-- Start Data supplied --
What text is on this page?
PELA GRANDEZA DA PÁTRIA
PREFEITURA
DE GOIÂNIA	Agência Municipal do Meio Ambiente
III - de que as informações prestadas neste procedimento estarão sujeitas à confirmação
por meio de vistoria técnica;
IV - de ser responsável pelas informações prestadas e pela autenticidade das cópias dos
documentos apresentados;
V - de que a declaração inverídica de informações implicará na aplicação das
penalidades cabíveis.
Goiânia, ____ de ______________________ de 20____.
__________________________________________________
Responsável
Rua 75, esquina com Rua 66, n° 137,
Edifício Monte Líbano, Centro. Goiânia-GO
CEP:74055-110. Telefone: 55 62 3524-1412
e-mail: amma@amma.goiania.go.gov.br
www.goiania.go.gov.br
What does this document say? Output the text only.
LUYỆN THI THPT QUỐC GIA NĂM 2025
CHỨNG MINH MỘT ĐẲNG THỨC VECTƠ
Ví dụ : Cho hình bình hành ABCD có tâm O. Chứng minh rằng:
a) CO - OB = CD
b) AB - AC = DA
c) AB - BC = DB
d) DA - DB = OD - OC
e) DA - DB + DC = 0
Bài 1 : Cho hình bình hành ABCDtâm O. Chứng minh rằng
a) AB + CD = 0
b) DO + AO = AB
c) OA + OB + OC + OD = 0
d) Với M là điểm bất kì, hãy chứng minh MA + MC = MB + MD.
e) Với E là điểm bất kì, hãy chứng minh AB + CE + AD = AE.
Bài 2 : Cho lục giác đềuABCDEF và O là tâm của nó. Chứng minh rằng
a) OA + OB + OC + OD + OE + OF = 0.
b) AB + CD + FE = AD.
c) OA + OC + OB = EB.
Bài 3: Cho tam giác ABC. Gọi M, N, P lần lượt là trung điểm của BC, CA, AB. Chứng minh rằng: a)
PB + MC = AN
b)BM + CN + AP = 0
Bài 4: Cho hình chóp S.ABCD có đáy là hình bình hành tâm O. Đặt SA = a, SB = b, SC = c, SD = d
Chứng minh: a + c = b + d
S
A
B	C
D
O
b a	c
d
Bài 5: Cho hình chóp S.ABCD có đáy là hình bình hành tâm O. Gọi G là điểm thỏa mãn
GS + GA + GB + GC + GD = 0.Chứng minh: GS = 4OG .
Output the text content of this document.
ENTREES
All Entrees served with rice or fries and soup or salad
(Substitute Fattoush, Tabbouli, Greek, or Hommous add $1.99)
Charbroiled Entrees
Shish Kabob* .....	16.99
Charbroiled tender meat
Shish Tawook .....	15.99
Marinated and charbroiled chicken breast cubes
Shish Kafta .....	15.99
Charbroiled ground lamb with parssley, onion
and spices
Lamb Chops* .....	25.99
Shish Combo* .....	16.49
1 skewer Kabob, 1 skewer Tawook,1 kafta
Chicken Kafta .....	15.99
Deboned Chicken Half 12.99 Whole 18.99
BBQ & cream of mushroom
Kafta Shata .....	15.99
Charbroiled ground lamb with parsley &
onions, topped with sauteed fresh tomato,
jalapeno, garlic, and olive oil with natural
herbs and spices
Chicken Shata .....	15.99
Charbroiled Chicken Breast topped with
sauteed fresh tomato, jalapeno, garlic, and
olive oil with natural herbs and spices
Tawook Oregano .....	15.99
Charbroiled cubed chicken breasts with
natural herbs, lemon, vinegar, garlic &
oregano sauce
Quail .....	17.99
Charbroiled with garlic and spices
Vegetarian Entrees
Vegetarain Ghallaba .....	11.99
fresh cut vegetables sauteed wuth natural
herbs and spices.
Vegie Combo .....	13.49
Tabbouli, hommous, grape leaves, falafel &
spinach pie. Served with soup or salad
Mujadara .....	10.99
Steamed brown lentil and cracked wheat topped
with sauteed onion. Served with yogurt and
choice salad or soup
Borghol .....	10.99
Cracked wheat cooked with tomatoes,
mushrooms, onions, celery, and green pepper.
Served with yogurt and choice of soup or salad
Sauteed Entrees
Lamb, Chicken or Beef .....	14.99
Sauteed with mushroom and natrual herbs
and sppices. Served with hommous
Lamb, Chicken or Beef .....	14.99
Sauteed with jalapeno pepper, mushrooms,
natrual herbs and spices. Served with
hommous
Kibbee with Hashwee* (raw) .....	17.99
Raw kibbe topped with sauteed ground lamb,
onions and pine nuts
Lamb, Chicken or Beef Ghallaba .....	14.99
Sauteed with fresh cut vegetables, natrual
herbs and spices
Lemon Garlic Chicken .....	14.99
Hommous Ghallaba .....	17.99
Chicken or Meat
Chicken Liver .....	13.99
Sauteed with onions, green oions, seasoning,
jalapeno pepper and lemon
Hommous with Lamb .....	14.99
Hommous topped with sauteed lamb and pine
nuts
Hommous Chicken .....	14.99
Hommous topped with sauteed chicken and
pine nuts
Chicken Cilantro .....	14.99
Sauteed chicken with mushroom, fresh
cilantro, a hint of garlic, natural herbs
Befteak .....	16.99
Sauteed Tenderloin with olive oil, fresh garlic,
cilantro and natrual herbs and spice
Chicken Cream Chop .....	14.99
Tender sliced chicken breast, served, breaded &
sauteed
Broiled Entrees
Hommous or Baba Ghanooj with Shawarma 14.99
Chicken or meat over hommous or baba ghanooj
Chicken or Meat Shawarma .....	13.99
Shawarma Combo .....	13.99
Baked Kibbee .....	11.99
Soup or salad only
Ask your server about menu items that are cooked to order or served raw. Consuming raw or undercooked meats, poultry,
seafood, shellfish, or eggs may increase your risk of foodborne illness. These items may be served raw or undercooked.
-- End Data supplied --
**What you have to do:**
Above are some records; repeat all of them exactly.

**Reply:**
What text is on this page?
PELA GRANDEZA DA PÁTRIA
PREFEITURA
DE GOIÂNIA	Agência Municipal do Meio Ambiente
III - de que as informações prestadas neste procedimento estarão sujeitas à confirmação
por meio de vistoria técnica;
IV - de ser responsável pelas informações prestadas e pela autenticidade das cópias dos
documentos apresentados;
V - de que a declaração inverídica de informações implicará na aplicação das
penalidades cabíveis.
Goiânia, ____ de ______________________ de 20____.
__________________________________________________
Responsável
Rua 75, esquina com Rua 66, n° 137,
Edifício Monte Líbano, Centro. Goiânia-GO
CEP:74055-110. Telefone: 55 62 3524-1412
e-mail: amma@amma.goiania.go.gov.br
www.goiania.go.gov.br
What does this document say? Output the text only.
LUYỆN THI THPT QUỐC GIA NĂM 2025
CHỨNG MINH MỘT ĐẲNG THỨC VECTƠ
Ví dụ : Cho hình bình hành ABCD có tâm O. Chứng minh rằng:
a) CO - OB = CD
b) AB - AC = DA
c) AB - BC = DB
d) DA - DB = OD - OC
e) DA - DB + DC = 0
Bài 1 : Cho hình bình hành ABCDtâm O. Chứng minh rằng
a) AB + CD = 0
b) DO + AO = AB
c) OA + OB + OC + OD = 0
d) Với M là điểm bất kì, hãy chứng minh MA + MC = MB + MD.
e) Với E là điểm bất kì, hãy chứng minh AB + CE + AD = AE.
Bài 2 : Cho lục giác đềuABCDEF và O là tâm của nó. Chứng minh rằng
a) OA + OB + OC + OD + OE + OF = 0.
b) AB + CD + FE = AD.
c) OA + OC + OB = EB.
Bài 3: Cho tam giác ABC. Gọi M, N, P lần lượt là trung điểm của BC, CA, AB. Chứng minh rằng: a)
PB + MC = AN
b)BM + CN + AP = 0
Bài 4: Cho hình chóp S.ABCD có đáy là hình bình hành tâm O. Đặt SA = a, SB = b, SC = c, SD = d
Chứng minh: a + c = b + d
S
A
B	C
D
O
b a	c
d
Bài 5: Cho hình chóp S.ABCD có đáy là hình bình hành tâm O. Gọi G là điểm thỏa mãn
GS + GA + GB + GC + GD = 0.Chứng minh: GS = 4OG .
Output the text content of this document.
ENTREES
All Entrees served with rice or fries and soup or salad
(Substitute Fattoush, Tabbouli, Greek, or Hommous add $1.99)
Charbroiled Entrees
Shish Kabob* .....	16.99
Charbroiled tender meat
Shish Tawook .....	15.99
Marinated and charbroiled chicken breast cubes
Shish Kafta .....	15.99
Charbroiled ground lamb with parssley, onion
and spices
Lamb Chops* .....	25.99
Shish Combo* .....	16.49
1 skewer Kabob, 1 skewer Tawook,1 kafta
Chicken Kafta .....	15.99
Deboned Chicken Half 12.99 Whole 18.99
BBQ & cream of mushroom
Kafta Shata .....	15.99
Charbroiled ground lamb with parsley &
onions, topped with sauteed fresh tomato,
jalapeno, garlic, and olive oil with natural
herbs and spices
Chicken Shata .....	15.99
Charbroiled Chicken Breast topped with
sauteed fresh tomato, jalapeno, garlic, and
olive oil with natural herbs and spices
Tawook Oregano .....	15.99
Charbroiled cubed chicken breasts with
natural herbs, lemon, vinegar, garlic &
oregano sauce
Quail .....	17.99
Charbroiled with garlic and spices
Vegetarian Entrees
Vegetarain Ghallaba .....	11.99
fresh cut vegetables sauteed wuth natural
herbs and spices.
Vegie Combo .....	13.49
Tabbouli, hommous, grape leaves, falafel &
spinach pie. Served with soup or salad
Mujadara .....	10.99
Steamed brown lentil and cracked wheat topped
with sauteed onion. Served with yogurt and
choice salad or soup
Borghol .....	10.99
Cracked wheat cooked with tomatoes,
mushrooms, onions, celery, and green pepper.
Served with yogurt and choice of soup or salad
Sauteed Entrees
Lamb, Chicken or Beef .....	14.99
Sauteed with mushroom and natrual herbs
and sppices. Served with hommous
Lamb, Chicken or Beef .....	14.99
Sauteed with jalapeno pepper, mushrooms,
natrual herbs and spices. Served with
hommous
Kibbee with Hashwee* (raw) .....	17.99
Raw kibbe topped with sauteed ground lamb,
onions and pine nuts
Lamb, Chicken or Beef Ghallaba .....	14.99
Sauteed with fresh cut vegetables, natrual
herbs and spices
Lemon Garlic Chicken .....	14.99
Hommous Ghallaba .....	17.99
Chicken or Meat
Chicken Liver .....	13.99
Sauteed with onions, green oions, seasoning,
jalapeno pepper and lemon
Hommous with Lamb .....	14.99
Hommous topped with sauteed lamb and pine
nuts
Hommous Chicken .....	14.99
Hommous topped with sauteed chicken and
pine nuts
Chicken Cilantro .....	14.99
Sauteed chicken with mushroom, fresh
cilantro, a hint of garlic, natural herbs
Befteak .....	16.99
Sauteed Tenderloin with olive oil, fresh garlic,
cilantro and natrual herbs and spice
Chicken Cream Chop .....	14.99
Tender sliced chicken breast, served, breaded &
sauteed
Broiled Entrees
Hommous or Baba Ghanooj with Shawarma 14.99
Chicken or meat over hommous or baba ghanooj
Chicken or Meat Shawarma .....	13.99
Shawarma Combo .....	13.99
Baked Kibbee .....	11.99
Soup or salad only
Ask your server about menu items that are cooked to order or served raw. Consuming raw or undercooked meats, poultry,
seafood, shellfish, or eggs may increase your risk of foodborne illness. These items may be served raw or undercooked.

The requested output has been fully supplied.